* **EXCERTO DO DOCUMENTO**:

Parto amanhã mas a Mónica chega com sal. O David esse, deve andar a decantar os vinhos do outono. Vou cumprir o mar ou ritualizar o fim de verão. Regresso e espero que com palavras evaporadas de água. Até já.

quarta-feira, agosto 26, 2009

Sinais da morte do verão

Os ciclos fazem das mortes um engano, um fingimento. Bem sei. Num ciclo, a morte é apenas outro ponto. Acontece com o tempo, morrer o verão é tê-lo apenas noutro ponto do ciclo, na esquadria do que há-de vir.

Ainda tenho uma semana de mar para contrariar este meu verão tão cheio de vinha. Já fiz o vinho, agora falta-me o sal.

Não tenho o barco, é certo. Porque o marinheiro não pode. Caso contrário teríamos neste Setembro uma repetição do último em que nos enfiamos os oito num veleiro e fizemos ao acaso os mares da Grécia. É tão bom ir fazendo as viagens sobre uma carta de mar, em função do vento e da capacidade dos portos de abrigo. É bom fazer viagens em que se faz a distância entre o mesmo azul. Mas o marinheiro não pode e assim a repetição se adia.
Resta ir esperar o mar, o atlântico, à praia. Quando elas eram muito pequenas eu cantava-lhes “ o mar enrola na areia, ninguém sabe o que ele diz”…não sei quando deixei de lhes cantar mas talvez, percebo agora, quando cresceram a capacidade de saber o que o mar diz.

Tenho ainda verão a cumprir e o desejo do sal na pele, mas estão aí os primeiros sinais da morte. O carro que já para em fila a meio do trajecto da estrada. O regresso às aulas já faz sombra. Amiúde, nas conversas, as pessoas traçam a linha do fim do verão ao Natal.

Morrer o verão é só morrer a luz quente que dá outro contorno à vida e à alegria. Estão aí os primeiros sinais da morte do verão, falta apenas a chuva sobre eles.

segunda-feira, agosto 24, 2009

romaria




Há em mim, às vezes, um lado exuberante e festivo que mais não é do que o meu sangue minhoto a manifestar-se. Direi que na minha vida errante de lugares se me cruzaram vários rios e bocados de serra de xisto, mas sempre houve o Lima, o rio, como lugar de origem e retorno. O leito do jeito.

(Listagens de elementos anotados)
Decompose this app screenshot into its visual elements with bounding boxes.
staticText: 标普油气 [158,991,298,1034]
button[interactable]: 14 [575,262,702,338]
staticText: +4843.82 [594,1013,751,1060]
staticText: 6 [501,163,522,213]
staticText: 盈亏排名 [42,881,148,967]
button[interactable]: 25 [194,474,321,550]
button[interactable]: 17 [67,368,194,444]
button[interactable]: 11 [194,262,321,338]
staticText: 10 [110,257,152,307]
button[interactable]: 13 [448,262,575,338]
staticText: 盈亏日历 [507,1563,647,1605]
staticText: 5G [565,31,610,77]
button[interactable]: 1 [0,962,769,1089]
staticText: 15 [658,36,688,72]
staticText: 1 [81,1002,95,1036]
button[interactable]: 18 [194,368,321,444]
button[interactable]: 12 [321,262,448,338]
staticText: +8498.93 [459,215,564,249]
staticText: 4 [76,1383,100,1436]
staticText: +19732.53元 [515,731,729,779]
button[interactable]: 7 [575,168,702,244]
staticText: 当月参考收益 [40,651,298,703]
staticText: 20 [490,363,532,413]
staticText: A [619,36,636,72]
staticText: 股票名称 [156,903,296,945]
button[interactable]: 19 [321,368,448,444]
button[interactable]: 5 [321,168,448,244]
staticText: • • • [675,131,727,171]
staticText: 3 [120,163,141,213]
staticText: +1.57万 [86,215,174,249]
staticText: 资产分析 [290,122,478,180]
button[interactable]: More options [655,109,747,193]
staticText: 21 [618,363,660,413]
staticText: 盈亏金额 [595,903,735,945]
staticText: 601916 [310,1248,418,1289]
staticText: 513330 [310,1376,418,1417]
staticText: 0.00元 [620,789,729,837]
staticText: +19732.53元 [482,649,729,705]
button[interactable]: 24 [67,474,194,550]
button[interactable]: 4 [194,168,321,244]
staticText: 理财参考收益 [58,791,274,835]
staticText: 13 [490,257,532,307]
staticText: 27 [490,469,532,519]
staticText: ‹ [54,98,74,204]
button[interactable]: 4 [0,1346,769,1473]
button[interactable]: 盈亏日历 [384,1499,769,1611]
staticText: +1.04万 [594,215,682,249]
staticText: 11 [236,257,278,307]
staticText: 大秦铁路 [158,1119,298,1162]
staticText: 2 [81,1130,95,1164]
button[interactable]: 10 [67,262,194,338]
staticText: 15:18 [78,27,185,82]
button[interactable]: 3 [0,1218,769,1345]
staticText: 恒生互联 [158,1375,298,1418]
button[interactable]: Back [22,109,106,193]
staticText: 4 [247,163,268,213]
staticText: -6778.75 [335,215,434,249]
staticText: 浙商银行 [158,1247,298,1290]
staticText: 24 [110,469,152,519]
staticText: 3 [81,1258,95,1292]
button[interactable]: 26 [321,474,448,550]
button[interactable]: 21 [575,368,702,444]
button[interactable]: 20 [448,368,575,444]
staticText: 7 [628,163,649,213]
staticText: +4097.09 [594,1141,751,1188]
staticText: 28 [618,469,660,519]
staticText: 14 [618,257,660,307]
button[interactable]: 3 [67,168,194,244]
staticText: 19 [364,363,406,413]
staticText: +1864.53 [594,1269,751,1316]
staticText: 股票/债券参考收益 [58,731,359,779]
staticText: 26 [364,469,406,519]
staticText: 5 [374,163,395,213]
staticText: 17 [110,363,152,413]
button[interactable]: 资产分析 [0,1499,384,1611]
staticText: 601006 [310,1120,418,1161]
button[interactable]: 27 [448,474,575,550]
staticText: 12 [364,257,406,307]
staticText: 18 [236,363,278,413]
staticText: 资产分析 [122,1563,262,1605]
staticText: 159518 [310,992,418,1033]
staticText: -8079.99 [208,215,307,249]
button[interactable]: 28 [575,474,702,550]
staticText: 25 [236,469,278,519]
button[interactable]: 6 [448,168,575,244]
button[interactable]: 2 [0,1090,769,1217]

* **O QUE FAZER**:
[1] No excerto sobre a morte do verão, que mares percorreram os oito no veleiro?
[2] No excerto sobre a morte do verão, escreve de novo o trecho de "Ainda tenho uma" a "repetição se adia." e troca "marinheiro" por "capitão".

* **RESPOSTAS POR ORDEM**:
[1] Os mares da Grécia.

[2]
Ainda tenho uma semana de mar para contrariar este meu verão tão cheio de vinha. Já fiz o vinho, agora falta-me o sal.

Não tenho o barco, é certo. Porque o capitão não pode. Caso contrário teríamos neste Setembro uma repetição do último em que nos enfiamos os oito num veleiro e fizemos ao acaso os mares da Grécia. É tão bom ir fazendo as viagens sobre uma carta de mar, em função do vento e da capacidade dos portos de abrigo. É bom fazer viagens em que se faz a distância entre o mesmo azul. Mas o capitão não pode e assim a repetição se adia.